* Start *

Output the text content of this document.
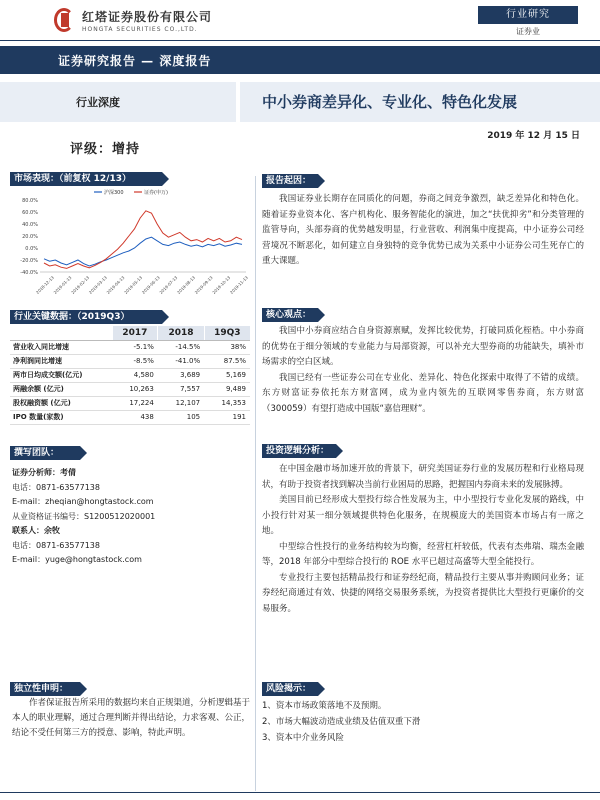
红塔证券股份有限公司
HONGTA SECURITIES CO.,LTD.
行业研究
证券业
证券研究报告 — 深度报告
行业深度	中小券商差异化、专业化、特色化发展
2019 年 12 月 15 日
评级：增持
市场表现：（前复权 12/13）
80.0%
60.0%
40.0%
20.0%
0.0%
-20.0%
-40.0%
2018-12-13
2019-01-13
2019-02-13
2019-03-13
2019-04-13
2019-05-13
2019-06-13
2019-07-13
2019-08-13
2019-09-13
2019-10-13
2019-11-13
沪深300	证券(申万)
行业关键数据：（2019Q3）
	2017	2018	19Q3
营业收入同比增速	-5.1%	-14.5%	38%
净利润同比增速	-8.5%	-41.0%	87.5%
两市日均成交额(亿元)	4,580	3,689	5,169
两融余额 (亿元)	10,263	7,557	9,489
股权融资额 (亿元)	17,224	12,107	14,353
IPO 数量(家数)	438	105	191
撰写团队：
证券分析师：考倩
电话：0871-63577138
E-mail：zheqian@hongtastock.com
从业资格证书编号：S1200512020001
联系人：余牧
电话：0871-63577138
E-mail：yuge@hongtastock.com
独立性申明：

作者保证报告所采用的数据均来自正规渠道，分析逻辑基于本人的职业理解，通过合理判断并得出结论，力求客观、公正，结论不受任何第三方的授意、影响，特此声明。

报告起因：

我国证券业长期存在同质化的问题，券商之间竞争激烈，缺乏差异化和特色化。随着证券业资本化、客户机构化、服务智能化的演进，加之“扶优抑劣”和分类管理的监管导向，头部券商的优势越发明显，行业营收、利润集中度提高，中小证券公司经营境况不断恶化，如何建立自身独特的竞争优势已成为关系中小证券公司生死存亡的重大课题。

核心观点：

我国中小券商应结合自身资源禀赋，发挥比较优势，打破同质化桎梏。中小券商的优势在于细分领域的专业能力与局部资源，可以补充大型券商的功能缺失，填补市场需求的空白区域。

我国已经有一些证券公司在专业化、差异化、特色化探索中取得了不错的成绩。东方财富证券依托东方财富网，成为业内领先的互联网零售券商，东方财富（300059）有望打造成中国版“嘉信理财”。

投资逻辑分析：

在中国金融市场加速开放的背景下，研究美国证券行业的发展历程和行业格局现状，有助于投资者找到解决当前行业困局的思路，把握国内券商未来的发展脉搏。

美国目前已经形成大型投行综合性发展为主，中小型投行专业化发展的路线，中小投行针对某一细分领域提供特色化服务，在规模庞大的美国资本市场占有一席之地。

中型综合性投行的业务结构较为均衡，经营杠杆较低，代表有杰弗瑞、瑞杰金融等，2018 年部分中型综合投行的 ROE 水平已超过高盛等大型全能投行。

专业投行主要包括精品投行和证券经纪商，精品投行主要从事并购顾问业务；证券经纪商通过有效、快捷的网络交易服务系统，为投资者提供比大型投行更廉价的交易服务。

风险揭示：
1、资本市场政策落地不及预期。
2、市场大幅波动造成业绩及估值双重下滑
3、资本中介业务风险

* End *

> **Aim**
Return the whole listing, word for word, and leave out every picture.

> **Task answer**
Output the text content of this document.
红塔证券股份有限公司
HONGTA SECURITIES CO.,LTD.
行业研究
证券业
证券研究报告 — 深度报告
行业深度	中小券商差异化、专业化、特色化发展
2019 年 12 月 15 日
评级：增持
市场表现：（前复权 12/13）
80.0%
60.0%
40.0%
20.0%
0.0%
-20.0%
-40.0%
2018-12-13
2019-01-13
2019-02-13
2019-03-13
2019-04-13
2019-05-13
2019-06-13
2019-07-13
2019-08-13
2019-09-13
2019-10-13
2019-11-13
沪深300	证券(申万)
行业关键数据：（2019Q3）
	2017	2018	19Q3
营业收入同比增速	-5.1%	-14.5%	38%
净利润同比增速	-8.5%	-41.0%	87.5%
两市日均成交额(亿元)	4,580	3,689	5,169
两融余额 (亿元)	10,263	7,557	9,489
股权融资额 (亿元)	17,224	12,107	14,353
IPO 数量(家数)	438	105	191
撰写团队：
证券分析师：考倩
电话：0871-63577138
E-mail：zheqian@hongtastock.com
从业资格证书编号：S1200512020001
联系人：余牧
电话：0871-63577138
E-mail：yuge@hongtastock.com
独立性申明：

作者保证报告所采用的数据均来自正规渠道，分析逻辑基于本人的职业理解，通过合理判断并得出结论，力求客观、公正，结论不受任何第三方的授意、影响，特此声明。

报告起因：

我国证券业长期存在同质化的问题，券商之间竞争激烈，缺乏差异化和特色化。随着证券业资本化、客户机构化、服务智能化的演进，加之“扶优抑劣”和分类管理的监管导向，头部券商的优势越发明显，行业营收、利润集中度提高，中小证券公司经营境况不断恶化，如何建立自身独特的竞争优势已成为关系中小证券公司生死存亡的重大课题。

核心观点：

我国中小券商应结合自身资源禀赋，发挥比较优势，打破同质化桎梏。中小券商的优势在于细分领域的专业能力与局部资源，可以补充大型券商的功能缺失，填补市场需求的空白区域。

我国已经有一些证券公司在专业化、差异化、特色化探索中取得了不错的成绩。东方财富证券依托东方财富网，成为业内领先的互联网零售券商，东方财富（300059）有望打造成中国版“嘉信理财”。

投资逻辑分析：

在中国金融市场加速开放的背景下，研究美国证券行业的发展历程和行业格局现状，有助于投资者找到解决当前行业困局的思路，把握国内券商未来的发展脉搏。

美国目前已经形成大型投行综合性发展为主，中小型投行专业化发展的路线，中小投行针对某一细分领域提供特色化服务，在规模庞大的美国资本市场占有一席之地。

中型综合性投行的业务结构较为均衡，经营杠杆较低，代表有杰弗瑞、瑞杰金融等，2018 年部分中型综合投行的 ROE 水平已超过高盛等大型全能投行。

专业投行主要包括精品投行和证券经纪商，精品投行主要从事并购顾问业务；证券经纪商通过有效、快捷的网络交易服务系统，为投资者提供比大型投行更廉价的交易服务。

风险揭示：
1、资本市场政策落地不及预期。
2、市场大幅波动造成业绩及估值双重下滑
3、资本中介业务风险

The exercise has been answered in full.